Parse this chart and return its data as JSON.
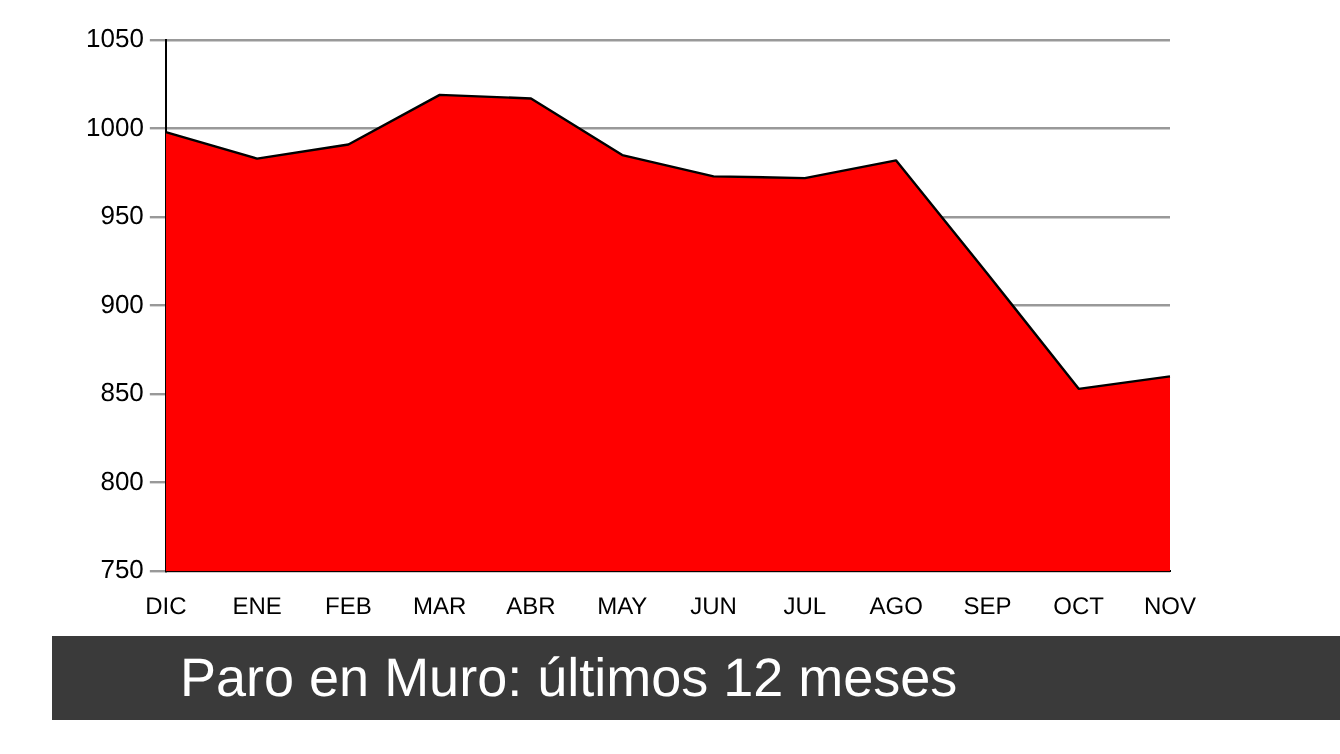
{
  "chart_data": {
    "type": "area",
    "title": "Paro en Muro: últimos 12 meses",
    "categories": [
      "DIC",
      "ENE",
      "FEB",
      "MAR",
      "ABR",
      "MAY",
      "JUN",
      "JUL",
      "AGO",
      "SEP",
      "OCT",
      "NOV"
    ],
    "series": [
      {
        "color": "#ff0000",
        "values": [
          998,
          983,
          991,
          1019,
          1017,
          985,
          973,
          972,
          982,
          918,
          853,
          860
        ]
      }
    ],
    "ylim": [
      750,
      1050
    ],
    "yticks": [
      750,
      800,
      850,
      900,
      950,
      1000,
      1050
    ],
    "grid": "y",
    "legend": false
  }
}
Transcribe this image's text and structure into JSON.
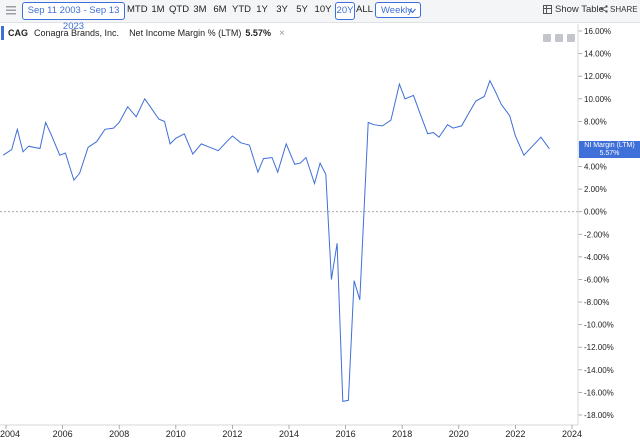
{
  "toolbar": {
    "date_range": "Sep 11 2003 - Sep 13 2023",
    "ranges": [
      {
        "label": "MTD",
        "active": false
      },
      {
        "label": "1M",
        "active": false
      },
      {
        "label": "QTD",
        "active": false
      },
      {
        "label": "3M",
        "active": false
      },
      {
        "label": "6M",
        "active": false
      },
      {
        "label": "YTD",
        "active": false
      },
      {
        "label": "1Y",
        "active": false
      },
      {
        "label": "3Y",
        "active": false
      },
      {
        "label": "5Y",
        "active": false
      },
      {
        "label": "10Y",
        "active": false
      },
      {
        "label": "20Y",
        "active": true
      },
      {
        "label": "ALL",
        "active": false
      }
    ],
    "frequency": "Weekly",
    "show_table": "Show Table",
    "share": "SHARE"
  },
  "legend": {
    "ticker": "CAG",
    "company": "Conagra Brands, Inc.",
    "series": "Net Income Margin % (LTM)",
    "value": "5.57%"
  },
  "last_tag": {
    "label": "NI Margin (LTM)",
    "value": "5.57%"
  },
  "colors": {
    "line": "#3f6fd8",
    "accent": "#3f6fd8"
  },
  "chart_data": {
    "type": "line",
    "title": "",
    "xlabel": "",
    "ylabel": "",
    "ylim": [
      -18,
      16
    ],
    "xlim": [
      2004,
      2024
    ],
    "yticks": [
      "16.00%",
      "14.00%",
      "12.00%",
      "10.00%",
      "8.00%",
      "6.00%",
      "4.00%",
      "2.00%",
      "0.00%",
      "-2.00%",
      "-4.00%",
      "-6.00%",
      "-8.00%",
      "-10.00%",
      "-12.00%",
      "-14.00%",
      "-16.00%",
      "-18.00%"
    ],
    "xticks": [
      "2004",
      "2006",
      "2008",
      "2010",
      "2012",
      "2014",
      "2016",
      "2018",
      "2020",
      "2022",
      "2024"
    ],
    "series": [
      {
        "name": "NI Margin (LTM)",
        "x": [
          2003.9,
          2004.2,
          2004.4,
          2004.6,
          2004.8,
          2005.2,
          2005.4,
          2005.6,
          2005.9,
          2006.1,
          2006.4,
          2006.6,
          2006.9,
          2007.2,
          2007.5,
          2007.8,
          2008.0,
          2008.3,
          2008.6,
          2008.9,
          2009.1,
          2009.4,
          2009.6,
          2009.8,
          2010.0,
          2010.3,
          2010.6,
          2010.9,
          2011.2,
          2011.5,
          2011.8,
          2012.0,
          2012.3,
          2012.6,
          2012.9,
          2013.1,
          2013.4,
          2013.6,
          2013.9,
          2014.2,
          2014.4,
          2014.6,
          2014.9,
          2015.1,
          2015.3,
          2015.5,
          2015.7,
          2015.9,
          2016.1,
          2016.3,
          2016.5,
          2016.8,
          2017.0,
          2017.3,
          2017.6,
          2017.9,
          2018.1,
          2018.4,
          2018.6,
          2018.9,
          2019.1,
          2019.3,
          2019.6,
          2019.8,
          2020.1,
          2020.3,
          2020.6,
          2020.9,
          2021.1,
          2021.3,
          2021.5,
          2021.8,
          2022.0,
          2022.3,
          2022.6,
          2022.9,
          2023.2
        ],
        "y": [
          5.0,
          5.5,
          7.3,
          5.3,
          5.8,
          5.6,
          7.9,
          6.8,
          5.0,
          5.2,
          2.8,
          3.4,
          5.7,
          6.2,
          7.3,
          7.4,
          7.9,
          9.3,
          8.4,
          10.0,
          9.3,
          8.2,
          8.0,
          6.0,
          6.5,
          6.9,
          5.1,
          6.0,
          5.7,
          5.4,
          6.2,
          6.7,
          6.1,
          5.9,
          3.5,
          4.7,
          4.8,
          3.5,
          6.0,
          4.2,
          4.3,
          4.8,
          2.5,
          4.3,
          3.3,
          -6.0,
          -2.8,
          -16.8,
          -16.7,
          -6.1,
          -7.8,
          7.9,
          7.7,
          7.6,
          8.1,
          11.3,
          10.0,
          10.3,
          8.9,
          6.9,
          7.0,
          6.6,
          7.7,
          7.4,
          7.6,
          8.5,
          9.8,
          10.2,
          11.6,
          10.6,
          9.5,
          8.5,
          6.7,
          5.0,
          5.8,
          6.6,
          5.57
        ]
      }
    ]
  }
}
•••••
Write out the listing word for word, omitting the pictures it holds.

Parse this chart and return its data as JSON.
{
  "chart_data": {
    "type": "area",
    "title": "Paro en Muro: últimos 12 meses",
    "categories": [
      "DIC",
      "ENE",
      "FEB",
      "MAR",
      "ABR",
      "MAY",
      "JUN",
      "JUL",
      "AGO",
      "SEP",
      "OCT",
      "NOV"
    ],
    "series": [
      {
        "color": "#ff0000",
        "values": [
          998,
          983,
          991,
          1019,
          1017,
          985,
          973,
          972,
          982,
          918,
          853,
          860
        ]
      }
    ],
    "ylim": [
      750,
      1050
    ],
    "yticks": [
      750,
      800,
      850,
      900,
      950,
      1000,
      1050
    ],
    "grid": "y",
    "legend": false
  }
}
Transcribe this image's text and structure into JSON.
{
  "toolbar": {
    "date_range": "Sep 11 2003 - Sep 13 2023",
    "ranges": [
      {
        "label": "MTD",
        "active": false
      },
      {
        "label": "1M",
        "active": false
      },
      {
        "label": "QTD",
        "active": false
      },
      {
        "label": "3M",
        "active": false
      },
      {
        "label": "6M",
        "active": false
      },
      {
        "label": "YTD",
        "active": false
      },
      {
        "label": "1Y",
        "active": false
      },
      {
        "label": "3Y",
        "active": false
      },
      {
        "label": "5Y",
        "active": false
      },
      {
        "label": "10Y",
        "active": false
      },
      {
        "label": "20Y",
        "active": true
      },
      {
        "label": "ALL",
        "active": false
      }
    ],
    "frequency": "Weekly",
    "show_table": "Show Table",
    "share": "SHARE"
  },
  "legend": {
    "ticker": "CAG",
    "company": "Conagra Brands, Inc.",
    "series": "Net Income Margin % (LTM)",
    "value": "5.57%"
  },
  "last_tag": {
    "label": "NI Margin (LTM)",
    "value": "5.57%"
  },
  "colors": {
    "line": "#3f6fd8",
    "accent": "#3f6fd8"
  },
  "chart_data": {
    "type": "line",
    "title": "",
    "xlabel": "",
    "ylabel": "",
    "ylim": [
      -18,
      16
    ],
    "xlim": [
      2004,
      2024
    ],
    "yticks": [
      "16.00%",
      "14.00%",
      "12.00%",
      "10.00%",
      "8.00%",
      "6.00%",
      "4.00%",
      "2.00%",
      "0.00%",
      "-2.00%",
      "-4.00%",
      "-6.00%",
      "-8.00%",
      "-10.00%",
      "-12.00%",
      "-14.00%",
      "-16.00%",
      "-18.00%"
    ],
    "xticks": [
      "2004",
      "2006",
      "2008",
      "2010",
      "2012",
      "2014",
      "2016",
      "2018",
      "2020",
      "2022",
      "2024"
    ],
    "series": [
      {
        "name": "NI Margin (LTM)",
        "x": [
          2003.9,
          2004.2,
          2004.4,
          2004.6,
          2004.8,
          2005.2,
          2005.4,
          2005.6,
          2005.9,
          2006.1,
          2006.4,
          2006.6,
          2006.9,
          2007.2,
          2007.5,
          2007.8,
          2008.0,
          2008.3,
          2008.6,
          2008.9,
          2009.1,
          2009.4,
          2009.6,
          2009.8,
          2010.0,
          2010.3,
          2010.6,
          2010.9,
          2011.2,
          2011.5,
          2011.8,
          2012.0,
          2012.3,
          2012.6,
          2012.9,
          2013.1,
          2013.4,
          2013.6,
          2013.9,
          2014.2,
          2014.4,
          2014.6,
          2014.9,
          2015.1,
          2015.3,
          2015.5,
          2015.7,
          2015.9,
          2016.1,
          2016.3,
          2016.5,
          2016.8,
          2017.0,
          2017.3,
          2017.6,
          2017.9,
          2018.1,
          2018.4,
          2018.6,
          2018.9,
          2019.1,
          2019.3,
          2019.6,
          2019.8,
          2020.1,
          2020.3,
          2020.6,
          2020.9,
          2021.1,
          2021.3,
          2021.5,
          2021.8,
          2022.0,
          2022.3,
          2022.6,
          2022.9,
          2023.2
        ],
        "y": [
          5.0,
          5.5,
          7.3,
          5.3,
          5.8,
          5.6,
          7.9,
          6.8,
          5.0,
          5.2,
          2.8,
          3.4,
          5.7,
          6.2,
          7.3,
          7.4,
          7.9,
          9.3,
          8.4,
          10.0,
          9.3,
          8.2,
          8.0,
          6.0,
          6.5,
          6.9,
          5.1,
          6.0,
          5.7,
          5.4,
          6.2,
          6.7,
          6.1,
          5.9,
          3.5,
          4.7,
          4.8,
          3.5,
          6.0,
          4.2,
          4.3,
          4.8,
          2.5,
          4.3,
          3.3,
          -6.0,
          -2.8,
          -16.8,
          -16.7,
          -6.1,
          -7.8,
          7.9,
          7.7,
          7.6,
          8.1,
          11.3,
          10.0,
          10.3,
          8.9,
          6.9,
          7.0,
          6.6,
          7.7,
          7.4,
          7.6,
          8.5,
          9.8,
          10.2,
          11.6,
          10.6,
          9.5,
          8.5,
          6.7,
          5.0,
          5.8,
          6.6,
          5.57
        ]
      }
    ]
  }
}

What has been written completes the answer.